▸ **Directions**: All the data must come back unchanged, except that pictures are left out.

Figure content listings
--------------------

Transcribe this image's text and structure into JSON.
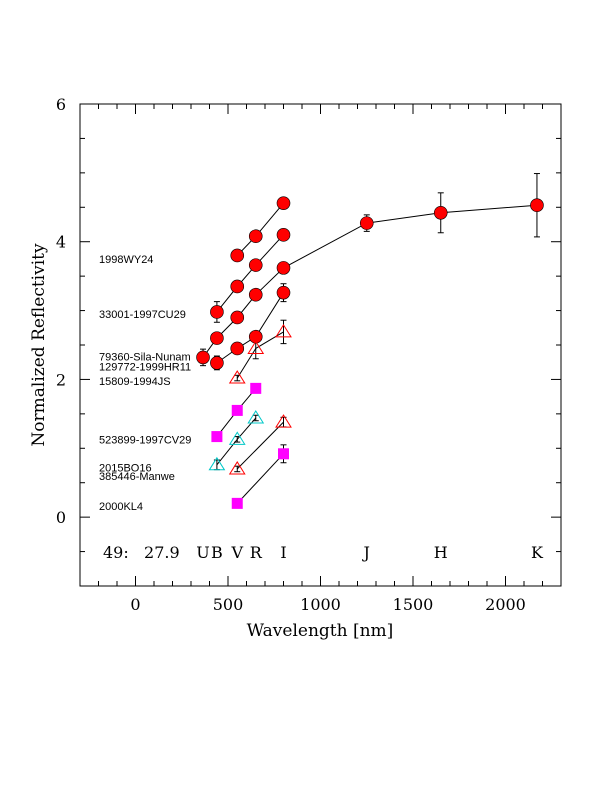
{
  "chart_data": {
    "type": "scatter",
    "xlabel": "Wavelength [nm]",
    "ylabel": "Normalized Reflectivity",
    "xlim": [
      -300,
      2300
    ],
    "ylim": [
      -1,
      6
    ],
    "x_ticks": [
      0,
      500,
      1000,
      1500,
      2000
    ],
    "y_ticks": [
      0,
      2,
      4,
      6
    ],
    "grid": false,
    "footer_label": "49:   27.9",
    "band_labels": [
      {
        "label": "U",
        "x": 365
      },
      {
        "label": "B",
        "x": 440
      },
      {
        "label": "V",
        "x": 550
      },
      {
        "label": "R",
        "x": 650
      },
      {
        "label": "I",
        "x": 800
      },
      {
        "label": "J",
        "x": 1250
      },
      {
        "label": "H",
        "x": 1650
      },
      {
        "label": "K",
        "x": 2170
      }
    ],
    "series": [
      {
        "name": "1998WY24",
        "label_y": 3.75,
        "marker": "circle",
        "color": "#ff0000",
        "points": [
          {
            "x": 550,
            "y": 3.8,
            "err": 0.04
          },
          {
            "x": 650,
            "y": 4.08,
            "err": 0.07
          },
          {
            "x": 800,
            "y": 4.56,
            "err": 0.07
          }
        ]
      },
      {
        "name": "33001-1997CU29",
        "label_y": 2.95,
        "marker": "circle",
        "color": "#ff0000",
        "points": [
          {
            "x": 440,
            "y": 2.98,
            "err": 0.15
          },
          {
            "x": 550,
            "y": 3.35,
            "err": 0.04
          },
          {
            "x": 650,
            "y": 3.66,
            "err": 0.07
          },
          {
            "x": 800,
            "y": 4.1,
            "err": 0.08
          }
        ]
      },
      {
        "name": "79360-Sila-Nunam",
        "label_y": 2.33,
        "marker": "circle",
        "color": "#ff0000",
        "points": [
          {
            "x": 365,
            "y": 2.32,
            "err": 0.12
          },
          {
            "x": 440,
            "y": 2.6,
            "err": 0.06
          },
          {
            "x": 550,
            "y": 2.9,
            "err": 0.04
          },
          {
            "x": 650,
            "y": 3.23,
            "err": 0.07
          },
          {
            "x": 800,
            "y": 3.62,
            "err": 0.07
          },
          {
            "x": 1250,
            "y": 4.27,
            "err": 0.12
          },
          {
            "x": 1650,
            "y": 4.42,
            "err": 0.29
          },
          {
            "x": 2170,
            "y": 4.53,
            "err": 0.46
          }
        ]
      },
      {
        "name": "129772-1999HR11",
        "label_y": 2.19,
        "marker": "circle",
        "color": "#ff0000",
        "points": [
          {
            "x": 440,
            "y": 2.24,
            "err": 0.1
          },
          {
            "x": 550,
            "y": 2.45,
            "err": 0.04
          },
          {
            "x": 650,
            "y": 2.62,
            "err": 0.07
          },
          {
            "x": 800,
            "y": 3.26,
            "err": 0.13
          }
        ]
      },
      {
        "name": "15809-1994JS",
        "label_y": 1.98,
        "marker": "triangle",
        "color": "#ff0000",
        "points": [
          {
            "x": 550,
            "y": 2.02,
            "err": 0.04
          },
          {
            "x": 650,
            "y": 2.45,
            "err": 0.15
          },
          {
            "x": 800,
            "y": 2.69,
            "err": 0.17
          }
        ]
      },
      {
        "name": "523899-1997CV29",
        "label_y": 1.13,
        "marker": "square",
        "color": "#ff00ff",
        "points": [
          {
            "x": 440,
            "y": 1.17,
            "err": 0.04
          },
          {
            "x": 550,
            "y": 1.55,
            "err": 0.04
          },
          {
            "x": 650,
            "y": 1.87,
            "err": 0.04
          }
        ]
      },
      {
        "name": "2015BO16",
        "label_y": 0.72,
        "marker": "triangle",
        "color": "#00c8c8",
        "points": [
          {
            "x": 440,
            "y": 0.76,
            "err": 0.07
          },
          {
            "x": 550,
            "y": 1.13,
            "err": 0.04
          },
          {
            "x": 650,
            "y": 1.44,
            "err": 0.04
          }
        ]
      },
      {
        "name": "385446-Manwe",
        "label_y": 0.6,
        "marker": "triangle",
        "color": "#ff0000",
        "points": [
          {
            "x": 550,
            "y": 0.7,
            "err": 0.04
          },
          {
            "x": 800,
            "y": 1.38,
            "err": 0.07
          }
        ]
      },
      {
        "name": "2000KL4",
        "label_y": 0.16,
        "marker": "square",
        "color": "#ff00ff",
        "points": [
          {
            "x": 550,
            "y": 0.2,
            "err": 0.04
          },
          {
            "x": 800,
            "y": 0.92,
            "err": 0.13
          }
        ]
      }
    ]
  }
}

--------------------

▸ **Output**:
Transcribe this image's text and structure into JSON.
{
  "chart_data": {
    "type": "scatter",
    "xlabel": "Wavelength [nm]",
    "ylabel": "Normalized Reflectivity",
    "xlim": [
      -300,
      2300
    ],
    "ylim": [
      -1,
      6
    ],
    "x_ticks": [
      0,
      500,
      1000,
      1500,
      2000
    ],
    "y_ticks": [
      0,
      2,
      4,
      6
    ],
    "grid": false,
    "footer_label": "49:   27.9",
    "band_labels": [
      {
        "label": "U",
        "x": 365
      },
      {
        "label": "B",
        "x": 440
      },
      {
        "label": "V",
        "x": 550
      },
      {
        "label": "R",
        "x": 650
      },
      {
        "label": "I",
        "x": 800
      },
      {
        "label": "J",
        "x": 1250
      },
      {
        "label": "H",
        "x": 1650
      },
      {
        "label": "K",
        "x": 2170
      }
    ],
    "series": [
      {
        "name": "1998WY24",
        "label_y": 3.75,
        "marker": "circle",
        "color": "#ff0000",
        "points": [
          {
            "x": 550,
            "y": 3.8,
            "err": 0.04
          },
          {
            "x": 650,
            "y": 4.08,
            "err": 0.07
          },
          {
            "x": 800,
            "y": 4.56,
            "err": 0.07
          }
        ]
      },
      {
        "name": "33001-1997CU29",
        "label_y": 2.95,
        "marker": "circle",
        "color": "#ff0000",
        "points": [
          {
            "x": 440,
            "y": 2.98,
            "err": 0.15
          },
          {
            "x": 550,
            "y": 3.35,
            "err": 0.04
          },
          {
            "x": 650,
            "y": 3.66,
            "err": 0.07
          },
          {
            "x": 800,
            "y": 4.1,
            "err": 0.08
          }
        ]
      },
      {
        "name": "79360-Sila-Nunam",
        "label_y": 2.33,
        "marker": "circle",
        "color": "#ff0000",
        "points": [
          {
            "x": 365,
            "y": 2.32,
            "err": 0.12
          },
          {
            "x": 440,
            "y": 2.6,
            "err": 0.06
          },
          {
            "x": 550,
            "y": 2.9,
            "err": 0.04
          },
          {
            "x": 650,
            "y": 3.23,
            "err": 0.07
          },
          {
            "x": 800,
            "y": 3.62,
            "err": 0.07
          },
          {
            "x": 1250,
            "y": 4.27,
            "err": 0.12
          },
          {
            "x": 1650,
            "y": 4.42,
            "err": 0.29
          },
          {
            "x": 2170,
            "y": 4.53,
            "err": 0.46
          }
        ]
      },
      {
        "name": "129772-1999HR11",
        "label_y": 2.19,
        "marker": "circle",
        "color": "#ff0000",
        "points": [
          {
            "x": 440,
            "y": 2.24,
            "err": 0.1
          },
          {
            "x": 550,
            "y": 2.45,
            "err": 0.04
          },
          {
            "x": 650,
            "y": 2.62,
            "err": 0.07
          },
          {
            "x": 800,
            "y": 3.26,
            "err": 0.13
          }
        ]
      },
      {
        "name": "15809-1994JS",
        "label_y": 1.98,
        "marker": "triangle",
        "color": "#ff0000",
        "points": [
          {
            "x": 550,
            "y": 2.02,
            "err": 0.04
          },
          {
            "x": 650,
            "y": 2.45,
            "err": 0.15
          },
          {
            "x": 800,
            "y": 2.69,
            "err": 0.17
          }
        ]
      },
      {
        "name": "523899-1997CV29",
        "label_y": 1.13,
        "marker": "square",
        "color": "#ff00ff",
        "points": [
          {
            "x": 440,
            "y": 1.17,
            "err": 0.04
          },
          {
            "x": 550,
            "y": 1.55,
            "err": 0.04
          },
          {
            "x": 650,
            "y": 1.87,
            "err": 0.04
          }
        ]
      },
      {
        "name": "2015BO16",
        "label_y": 0.72,
        "marker": "triangle",
        "color": "#00c8c8",
        "points": [
          {
            "x": 440,
            "y": 0.76,
            "err": 0.07
          },
          {
            "x": 550,
            "y": 1.13,
            "err": 0.04
          },
          {
            "x": 650,
            "y": 1.44,
            "err": 0.04
          }
        ]
      },
      {
        "name": "385446-Manwe",
        "label_y": 0.6,
        "marker": "triangle",
        "color": "#ff0000",
        "points": [
          {
            "x": 550,
            "y": 0.7,
            "err": 0.04
          },
          {
            "x": 800,
            "y": 1.38,
            "err": 0.07
          }
        ]
      },
      {
        "name": "2000KL4",
        "label_y": 0.16,
        "marker": "square",
        "color": "#ff00ff",
        "points": [
          {
            "x": 550,
            "y": 0.2,
            "err": 0.04
          },
          {
            "x": 800,
            "y": 0.92,
            "err": 0.13
          }
        ]
      }
    ]
  }
}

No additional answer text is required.